Saved data entries:
++++++
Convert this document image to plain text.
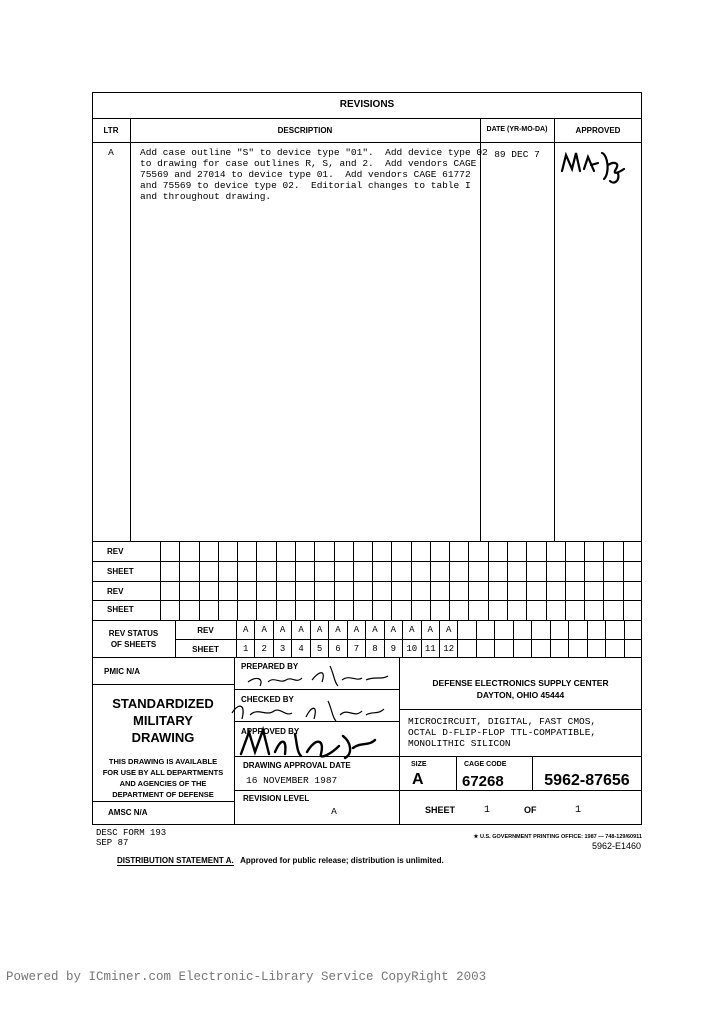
REVISIONS
LTR	DESCRIPTION	DATE (YR-MO-DA)	APPROVED
A	Add case outline "S" to device type "01".  Add device type 02
to drawing for case outlines R, S, and 2.  Add vendors CAGE
75569 and 27014 to device type 01.  Add vendors CAGE 61772
and 75569 to device type 02.  Editorial changes to table I
and throughout drawing.
89 DEC 7
REV
SHEET
REV
SHEET
REV STATUS
OF SHEETS
REV
SHEET
A	A	A	A	A	A	A	A	A	A	A	A
1	2	3	4	5	6	7	8	9	10 11 12
PMIC N/A
STANDARDIZED
MILITARY
DRAWING
THIS DRAWING IS AVAILABLE
FOR USE BY ALL DEPARTMENTS
AND AGENCIES OF THE
DEPARTMENT OF DEFENSE
AMSC N/A
PREPARED BY
CHECKED BY
APPROVED BY
DRAWING APPROVAL DATE
16 NOVEMBER 1987
REVISION LEVEL
A
DEFENSE ELECTRONICS SUPPLY CENTER
DAYTON, OHIO 45444
MICROCIRCUIT, DIGITAL, FAST CMOS,
OCTAL D-FLIP-FLOP TTL-COMPATIBLE,
MONOLITHIC SILICON
SIZE
A
CAGE CODE
67268	5962-87656
SHEET	1	OF	1
DESC FORM 193
SEP 87
★ U.S. GOVERNMENT PRINTING OFFICE: 1987 — 748-129/60911
5962-E1460
DISTRIBUTION STATEMENT A. Approved for public release; distribution is unlimited.
Powered by ICminer.com Electronic-Library Service CopyRight 2003
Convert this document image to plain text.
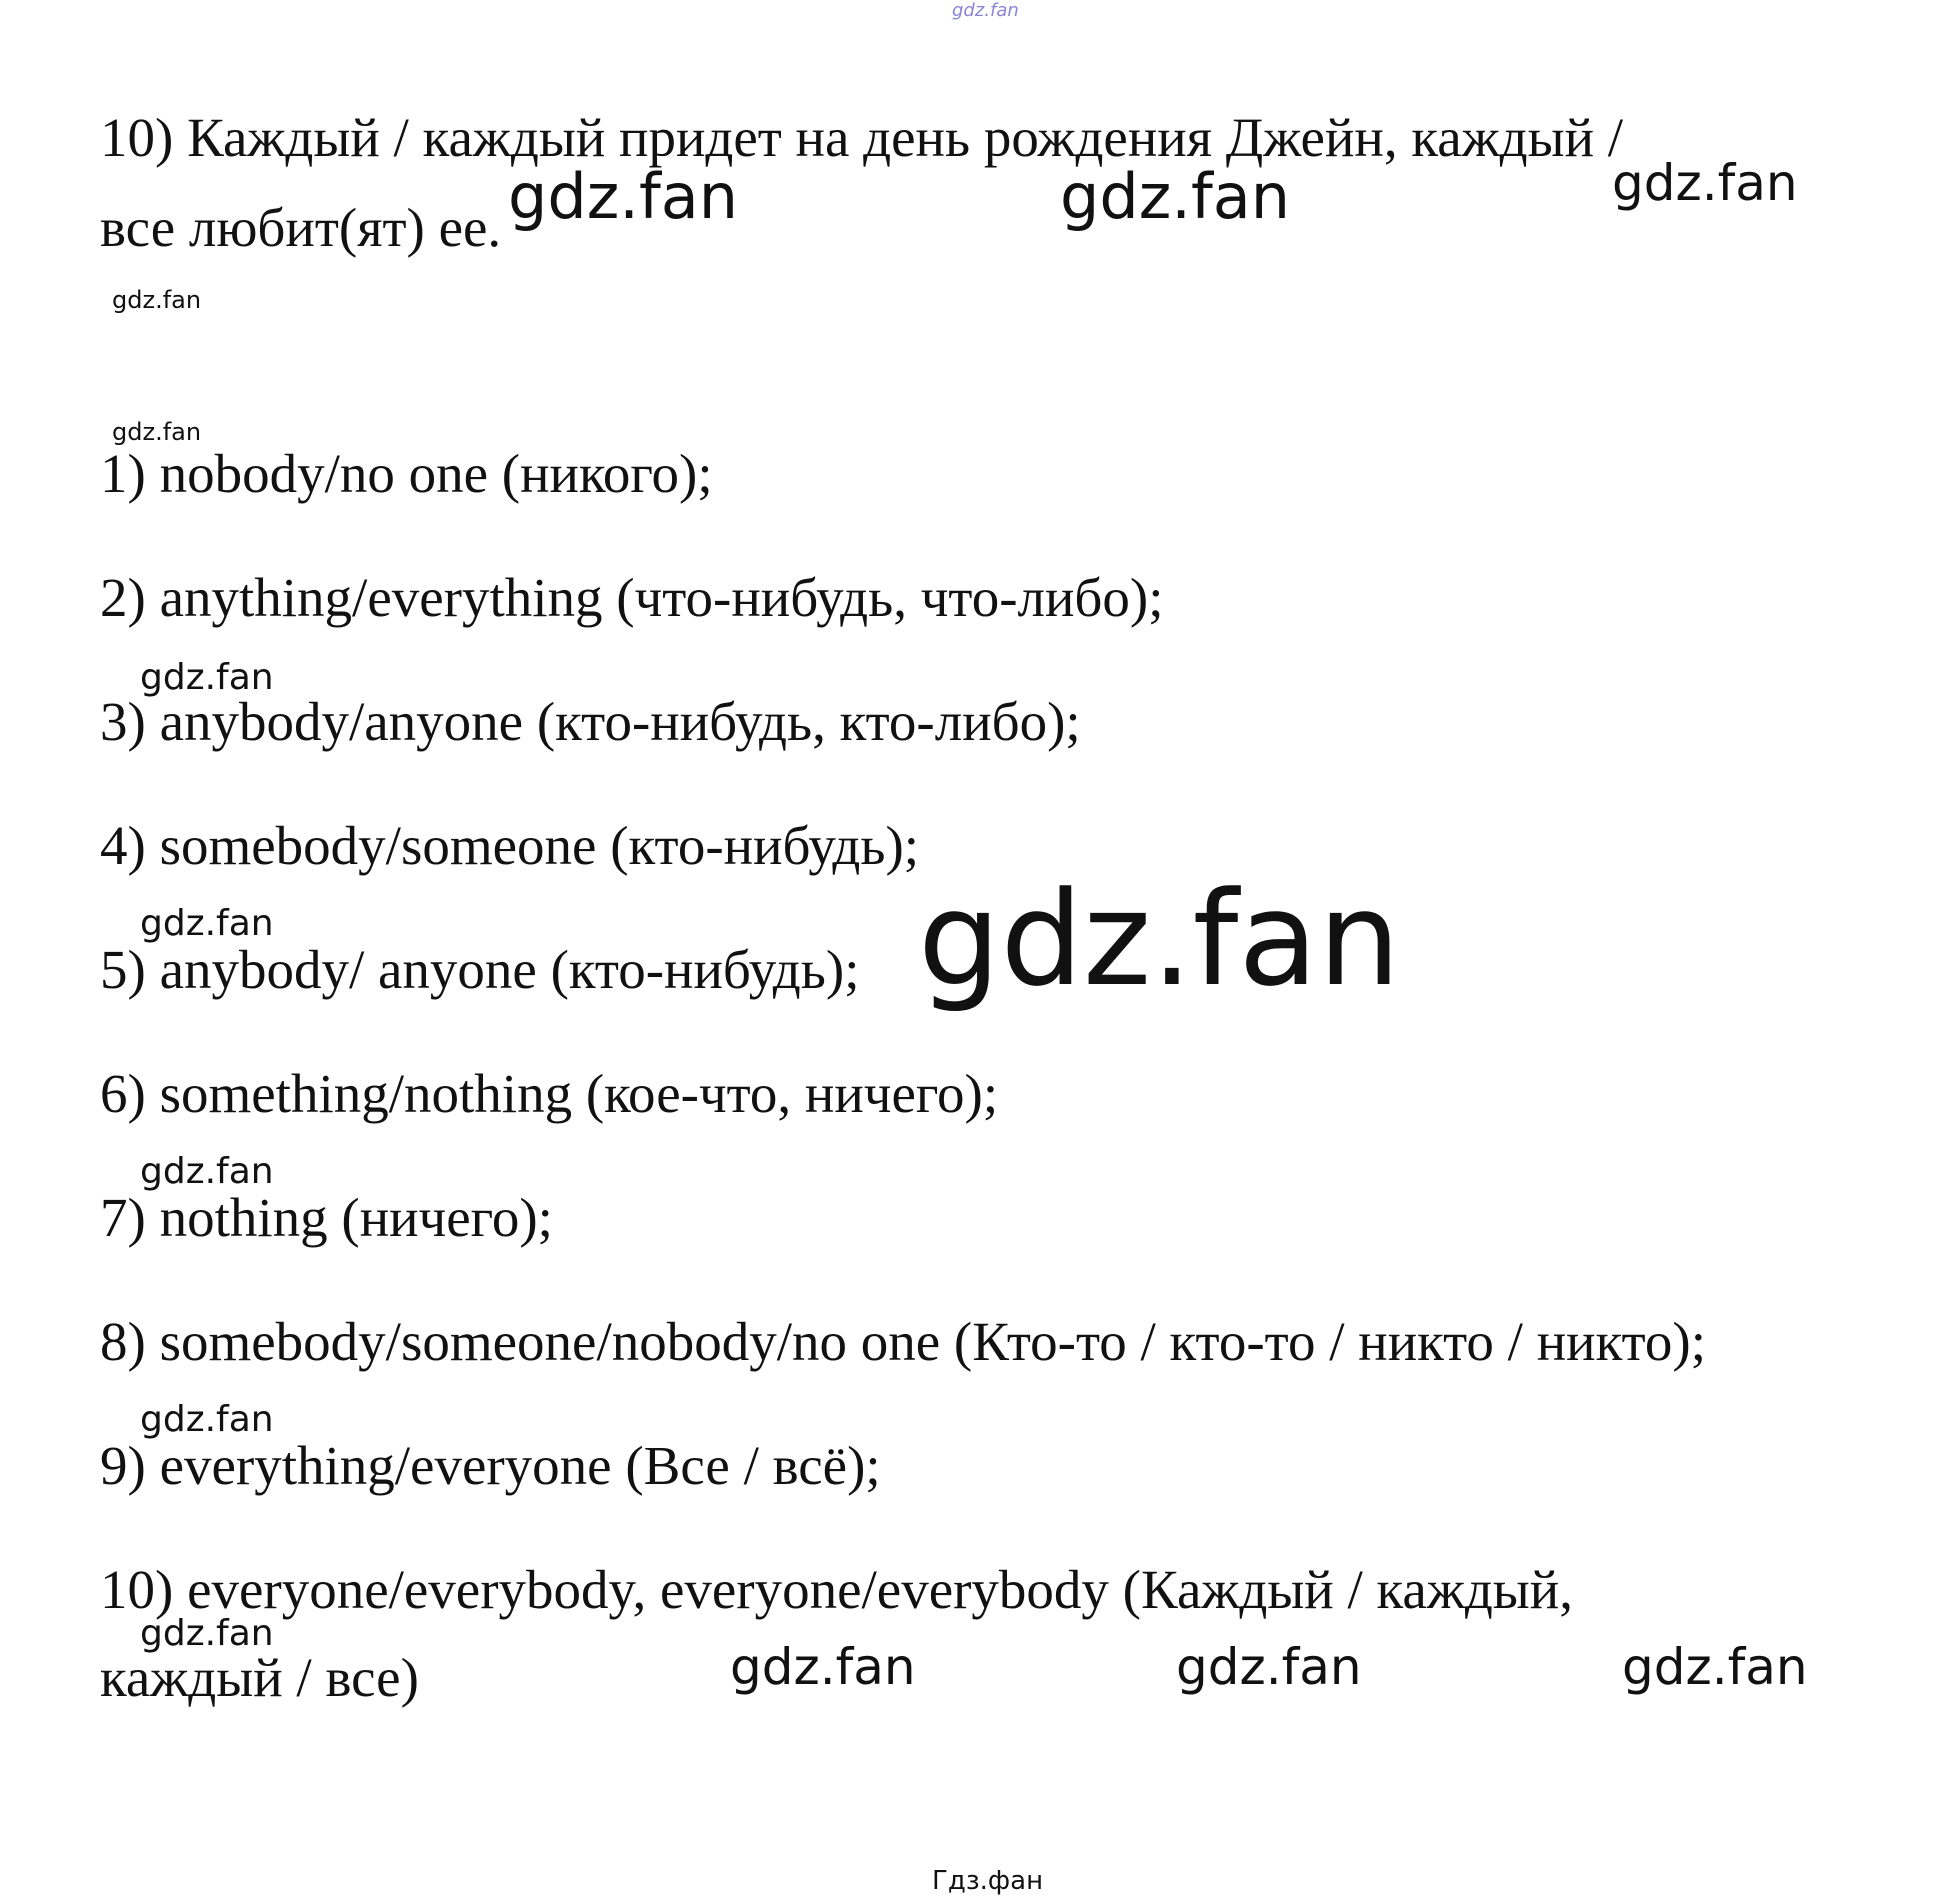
gdz.fan
10) Каждый / каждый придет на день рождения Джейн, каждый /
все любит(ят) ее. gdz.fan	gdz.fan	gdz.fan
gdz.fan
gdz.fan
1) nobody/no one (никого);
2) anything/everything (что-нибудь, что-либо);
gdz.fan
3) anybody/anyone (кто-нибудь, кто-либо);
4) somebody/someone (кто-нибудь);
gdz.fan
5) anybody/ anyone (кто-нибудь); gdz.fan
6) something/nothing (кое-что, ничего);
gdz.fan
7) nothing (ничего);
8) somebody/someone/nobody/no one (Кто-то / кто-то / никто / никто);
gdz.fan
9) everything/everyone (Все / всё);
10) everyone/everybody, everyone/everybody (Каждый / каждый,
gdz.fan
каждый / все)	gdz.fan	gdz.fan	gdz.fan
Гдз.фан
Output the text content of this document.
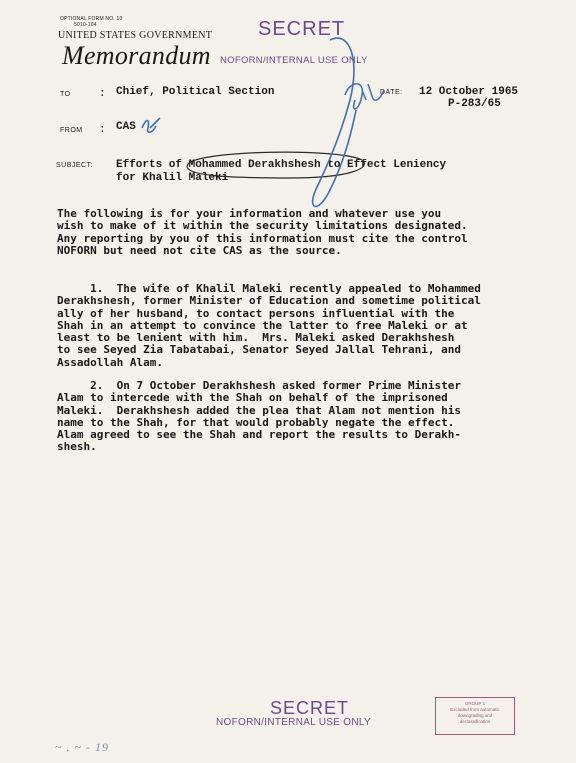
OPTIONAL FORM NO. 10
5010-104
UNITED STATES GOVERNMENT
Memorandum
SECRET
NOFORN/INTERNAL USE ONLY
TO	: Chief, Political Section	DATE: 12 October 1965
P-283/65
FROM : CAS
SUBJECT: Efforts of Mohammed Derakhshesh to Effect Leniency
for Khalil Maleki
The following is for your information and whatever use you
wish to make of it within the security limitations designated.
Any reporting by you of this information must cite the control
NOFORN but need not cite CAS as the source.
1.  The wife of Khalil Maleki recently appealed to Mohammed
Derakhshesh, former Minister of Education and sometime political
ally of her husband, to contact persons influential with the
Shah in an attempt to convince the latter to free Maleki or at
least to be lenient with him.  Mrs. Maleki asked Derakhshesh
to see Seyed Zia Tabatabai, Senator Seyed Jallal Tehrani, and
Assadollah Alam.
2.  On 7 October Derakhshesh asked former Prime Minister
Alam to intercede with the Shah on behalf of the imprisoned
Maleki.  Derakhshesh added the plea that Alam not mention his
name to the Shah, for that would probably negate the effect.
Alam agreed to see the Shah and report the results to Derakh-
shesh.
SECRET
NOFORN/INTERNAL USE ONLY
GROUP 1
Excluded from automatic
downgrading and
declassification
~ . ~ - 19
++++++
■ **Exercise prompt**
Any pictures should be dropped; transcribe the rest of the records above exactly.

■ **Reply to the task**
Convert this document image to plain text.
REVISIONS
LTR	DESCRIPTION	DATE (YR-MO-DA)	APPROVED
A	Add case outline "S" to device type "01".  Add device type 02
to drawing for case outlines R, S, and 2.  Add vendors CAGE
75569 and 27014 to device type 01.  Add vendors CAGE 61772
and 75569 to device type 02.  Editorial changes to table I
and throughout drawing.
89 DEC 7
REV
SHEET
REV
SHEET
REV STATUS
OF SHEETS
REV
SHEET
A	A	A	A	A	A	A	A	A	A	A	A
1	2	3	4	5	6	7	8	9	10 11 12
PMIC N/A
STANDARDIZED
MILITARY
DRAWING
THIS DRAWING IS AVAILABLE
FOR USE BY ALL DEPARTMENTS
AND AGENCIES OF THE
DEPARTMENT OF DEFENSE
AMSC N/A
PREPARED BY
CHECKED BY
APPROVED BY
DRAWING APPROVAL DATE
16 NOVEMBER 1987
REVISION LEVEL
A
DEFENSE ELECTRONICS SUPPLY CENTER
DAYTON, OHIO 45444
MICROCIRCUIT, DIGITAL, FAST CMOS,
OCTAL D-FLIP-FLOP TTL-COMPATIBLE,
MONOLITHIC SILICON
SIZE
A
CAGE CODE
67268	5962-87656
SHEET	1	OF	1
DESC FORM 193
SEP 87
★ U.S. GOVERNMENT PRINTING OFFICE: 1987 — 748-129/60911
5962-E1460
DISTRIBUTION STATEMENT A. Approved for public release; distribution is unlimited.
Powered by ICminer.com Electronic-Library Service CopyRight 2003
Convert this document image to plain text.
gdz.fan
10) Каждый / каждый придет на день рождения Джейн, каждый /
все любит(ят) ее. gdz.fan	gdz.fan	gdz.fan
gdz.fan
gdz.fan
1) nobody/no one (никого);
2) anything/everything (что-нибудь, что-либо);
gdz.fan
3) anybody/anyone (кто-нибудь, кто-либо);
4) somebody/someone (кто-нибудь);
gdz.fan
5) anybody/ anyone (кто-нибудь); gdz.fan
6) something/nothing (кое-что, ничего);
gdz.fan
7) nothing (ничего);
8) somebody/someone/nobody/no one (Кто-то / кто-то / никто / никто);
gdz.fan
9) everything/everyone (Все / всё);
10) everyone/everybody, everyone/everybody (Каждый / каждый,
gdz.fan
каждый / все)	gdz.fan	gdz.fan	gdz.fan
Гдз.фан
Output the text content of this document.
OPTIONAL FORM NO. 10
5010-104
UNITED STATES GOVERNMENT
Memorandum
SECRET
NOFORN/INTERNAL USE ONLY
TO	: Chief, Political Section	DATE: 12 October 1965
P-283/65
FROM : CAS
SUBJECT: Efforts of Mohammed Derakhshesh to Effect Leniency
for Khalil Maleki
The following is for your information and whatever use you
wish to make of it within the security limitations designated.
Any reporting by you of this information must cite the control
NOFORN but need not cite CAS as the source.
1.  The wife of Khalil Maleki recently appealed to Mohammed
Derakhshesh, former Minister of Education and sometime political
ally of her husband, to contact persons influential with the
Shah in an attempt to convince the latter to free Maleki or at
least to be lenient with him.  Mrs. Maleki asked Derakhshesh
to see Seyed Zia Tabatabai, Senator Seyed Jallal Tehrani, and
Assadollah Alam.
2.  On 7 October Derakhshesh asked former Prime Minister
Alam to intercede with the Shah on behalf of the imprisoned
Maleki.  Derakhshesh added the plea that Alam not mention his
name to the Shah, for that would probably negate the effect.
Alam agreed to see the Shah and report the results to Derakh-
shesh.
SECRET
NOFORN/INTERNAL USE ONLY
GROUP 1
Excluded from automatic
downgrading and
declassification
~ . ~ - 19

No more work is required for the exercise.